## [WHAT THIS TASK INVOLVES]
Rewrite the items below, replacing each occurrence of "Sáng" with "Morning" and leaving all other text unchanged.

[Extracted records]
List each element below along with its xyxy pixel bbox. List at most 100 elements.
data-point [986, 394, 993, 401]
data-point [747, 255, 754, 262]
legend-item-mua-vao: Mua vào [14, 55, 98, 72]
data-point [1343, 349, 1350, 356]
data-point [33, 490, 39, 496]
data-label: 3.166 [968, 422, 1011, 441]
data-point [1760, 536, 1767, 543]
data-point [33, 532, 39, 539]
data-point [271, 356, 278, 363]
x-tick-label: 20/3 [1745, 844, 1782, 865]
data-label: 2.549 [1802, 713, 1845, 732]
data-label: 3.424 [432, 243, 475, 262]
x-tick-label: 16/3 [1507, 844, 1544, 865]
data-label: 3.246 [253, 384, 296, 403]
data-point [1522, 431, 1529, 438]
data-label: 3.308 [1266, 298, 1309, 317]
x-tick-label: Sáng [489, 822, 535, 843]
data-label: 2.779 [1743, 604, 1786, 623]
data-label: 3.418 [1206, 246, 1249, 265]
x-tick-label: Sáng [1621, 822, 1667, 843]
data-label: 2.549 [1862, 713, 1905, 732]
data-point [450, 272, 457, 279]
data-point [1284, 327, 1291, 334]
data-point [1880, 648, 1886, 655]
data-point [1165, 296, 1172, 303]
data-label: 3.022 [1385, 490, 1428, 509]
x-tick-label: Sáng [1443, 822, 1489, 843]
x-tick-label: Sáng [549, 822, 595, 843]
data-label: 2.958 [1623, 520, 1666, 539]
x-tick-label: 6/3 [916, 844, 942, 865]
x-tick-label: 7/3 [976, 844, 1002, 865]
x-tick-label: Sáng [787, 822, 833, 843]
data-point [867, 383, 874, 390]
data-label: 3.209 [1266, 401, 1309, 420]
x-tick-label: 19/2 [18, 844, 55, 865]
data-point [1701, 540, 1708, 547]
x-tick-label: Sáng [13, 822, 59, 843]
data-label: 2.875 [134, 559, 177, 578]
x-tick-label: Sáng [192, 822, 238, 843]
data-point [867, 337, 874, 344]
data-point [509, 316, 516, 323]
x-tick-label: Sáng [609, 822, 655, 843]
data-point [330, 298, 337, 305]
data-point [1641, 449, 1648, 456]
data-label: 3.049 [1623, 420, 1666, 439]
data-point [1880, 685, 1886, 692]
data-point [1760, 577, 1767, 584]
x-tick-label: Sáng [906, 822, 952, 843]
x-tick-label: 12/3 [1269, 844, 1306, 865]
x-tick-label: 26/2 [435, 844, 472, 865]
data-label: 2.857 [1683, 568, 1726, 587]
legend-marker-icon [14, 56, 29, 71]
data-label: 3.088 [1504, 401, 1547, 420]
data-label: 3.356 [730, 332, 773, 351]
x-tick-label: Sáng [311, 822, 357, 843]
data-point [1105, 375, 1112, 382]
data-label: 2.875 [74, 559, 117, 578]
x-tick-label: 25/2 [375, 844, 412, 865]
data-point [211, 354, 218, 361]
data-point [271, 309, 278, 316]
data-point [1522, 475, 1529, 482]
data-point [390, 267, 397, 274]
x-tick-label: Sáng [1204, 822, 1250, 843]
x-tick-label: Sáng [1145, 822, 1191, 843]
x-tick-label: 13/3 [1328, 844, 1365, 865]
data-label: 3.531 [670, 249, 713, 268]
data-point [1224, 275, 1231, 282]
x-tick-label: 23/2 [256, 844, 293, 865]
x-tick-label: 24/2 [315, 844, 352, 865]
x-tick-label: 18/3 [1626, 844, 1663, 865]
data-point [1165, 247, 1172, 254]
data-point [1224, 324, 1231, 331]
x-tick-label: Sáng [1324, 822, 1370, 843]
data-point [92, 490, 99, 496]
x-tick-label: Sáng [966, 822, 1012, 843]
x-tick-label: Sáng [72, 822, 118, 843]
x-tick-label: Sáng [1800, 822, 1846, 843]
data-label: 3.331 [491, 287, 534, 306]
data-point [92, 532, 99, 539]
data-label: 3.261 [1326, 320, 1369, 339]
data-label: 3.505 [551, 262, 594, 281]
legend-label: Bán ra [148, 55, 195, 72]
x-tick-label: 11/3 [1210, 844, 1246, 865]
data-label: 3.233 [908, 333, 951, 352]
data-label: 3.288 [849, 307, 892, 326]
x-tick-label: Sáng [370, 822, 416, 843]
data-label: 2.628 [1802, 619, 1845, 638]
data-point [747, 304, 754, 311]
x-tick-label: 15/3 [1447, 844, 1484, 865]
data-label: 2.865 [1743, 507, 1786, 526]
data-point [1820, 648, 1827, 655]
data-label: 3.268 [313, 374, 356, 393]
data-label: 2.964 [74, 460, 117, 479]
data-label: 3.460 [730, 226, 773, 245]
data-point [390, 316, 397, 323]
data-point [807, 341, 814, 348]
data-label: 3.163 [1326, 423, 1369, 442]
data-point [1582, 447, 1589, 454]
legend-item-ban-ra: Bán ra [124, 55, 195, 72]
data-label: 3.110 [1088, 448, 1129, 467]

## [FINISHED EXERCISE]
List each element below along with its xyxy pixel bbox. List at most 100 elements.
data-point [986, 394, 993, 401]
data-point [747, 255, 754, 262]
legend-item-mua-vao: Mua vào [14, 55, 98, 72]
data-point [1343, 349, 1350, 356]
data-point [33, 490, 39, 496]
data-label: 3.166 [968, 422, 1011, 441]
data-point [1760, 536, 1767, 543]
data-point [33, 532, 39, 539]
data-point [271, 356, 278, 363]
x-tick-label: 20/3 [1745, 844, 1782, 865]
data-label: 2.549 [1802, 713, 1845, 732]
data-label: 3.424 [432, 243, 475, 262]
x-tick-label: 16/3 [1507, 844, 1544, 865]
data-label: 3.246 [253, 384, 296, 403]
data-point [1522, 431, 1529, 438]
data-label: 3.308 [1266, 298, 1309, 317]
x-tick-label: Morning [489, 822, 535, 843]
data-label: 2.779 [1743, 604, 1786, 623]
data-label: 3.418 [1206, 246, 1249, 265]
x-tick-label: Morning [1621, 822, 1667, 843]
data-label: 2.549 [1862, 713, 1905, 732]
data-point [450, 272, 457, 279]
data-point [1284, 327, 1291, 334]
data-point [1880, 648, 1886, 655]
data-point [1165, 296, 1172, 303]
data-label: 3.022 [1385, 490, 1428, 509]
x-tick-label: Morning [1443, 822, 1489, 843]
x-tick-label: Morning [549, 822, 595, 843]
data-label: 2.958 [1623, 520, 1666, 539]
x-tick-label: 6/3 [916, 844, 942, 865]
x-tick-label: 7/3 [976, 844, 1002, 865]
x-tick-label: Morning [787, 822, 833, 843]
data-point [867, 383, 874, 390]
data-label: 3.209 [1266, 401, 1309, 420]
x-tick-label: 19/2 [18, 844, 55, 865]
data-point [1701, 540, 1708, 547]
x-tick-label: Morning [13, 822, 59, 843]
data-label: 2.875 [134, 559, 177, 578]
x-tick-label: Morning [192, 822, 238, 843]
data-point [867, 337, 874, 344]
data-point [509, 316, 516, 323]
x-tick-label: Morning [609, 822, 655, 843]
data-point [330, 298, 337, 305]
data-point [1641, 449, 1648, 456]
data-label: 3.049 [1623, 420, 1666, 439]
data-point [1880, 685, 1886, 692]
data-point [1760, 577, 1767, 584]
x-tick-label: Morning [906, 822, 952, 843]
x-tick-label: 12/3 [1269, 844, 1306, 865]
x-tick-label: 26/2 [435, 844, 472, 865]
data-label: 2.857 [1683, 568, 1726, 587]
legend-marker-icon [14, 56, 29, 71]
data-label: 3.088 [1504, 401, 1547, 420]
data-label: 3.356 [730, 332, 773, 351]
x-tick-label: Morning [311, 822, 357, 843]
data-point [1105, 375, 1112, 382]
data-label: 2.875 [74, 559, 117, 578]
x-tick-label: 25/2 [375, 844, 412, 865]
data-point [211, 354, 218, 361]
data-point [271, 309, 278, 316]
data-point [1522, 475, 1529, 482]
data-point [390, 267, 397, 274]
x-tick-label: Morning [1204, 822, 1250, 843]
x-tick-label: Morning [1145, 822, 1191, 843]
x-tick-label: 13/3 [1328, 844, 1365, 865]
data-label: 3.531 [670, 249, 713, 268]
data-point [1224, 275, 1231, 282]
x-tick-label: 23/2 [256, 844, 293, 865]
x-tick-label: 24/2 [315, 844, 352, 865]
x-tick-label: 18/3 [1626, 844, 1663, 865]
data-point [1165, 247, 1172, 254]
data-point [1224, 324, 1231, 331]
x-tick-label: Morning [1324, 822, 1370, 843]
data-point [92, 490, 99, 496]
x-tick-label: Morning [966, 822, 1012, 843]
x-tick-label: Morning [72, 822, 118, 843]
x-tick-label: Morning [1800, 822, 1846, 843]
data-label: 3.331 [491, 287, 534, 306]
data-point [92, 532, 99, 539]
data-label: 3.261 [1326, 320, 1369, 339]
data-label: 3.505 [551, 262, 594, 281]
legend-label: Bán ra [148, 55, 195, 72]
x-tick-label: 11/3 [1210, 844, 1246, 865]
data-label: 3.233 [908, 333, 951, 352]
data-label: 3.288 [849, 307, 892, 326]
x-tick-label: Morning [370, 822, 416, 843]
data-label: 2.628 [1802, 619, 1845, 638]
data-point [747, 304, 754, 311]
x-tick-label: 15/3 [1447, 844, 1484, 865]
data-label: 2.865 [1743, 507, 1786, 526]
data-point [1820, 648, 1827, 655]
data-label: 3.268 [313, 374, 356, 393]
data-label: 2.964 [74, 460, 117, 479]
data-label: 3.460 [730, 226, 773, 245]
data-point [390, 316, 397, 323]
data-point [807, 341, 814, 348]
data-label: 3.163 [1326, 423, 1369, 442]
data-point [1582, 447, 1589, 454]
legend-item-ban-ra: Bán ra [124, 55, 195, 72]
data-label: 3.110 [1088, 448, 1129, 467]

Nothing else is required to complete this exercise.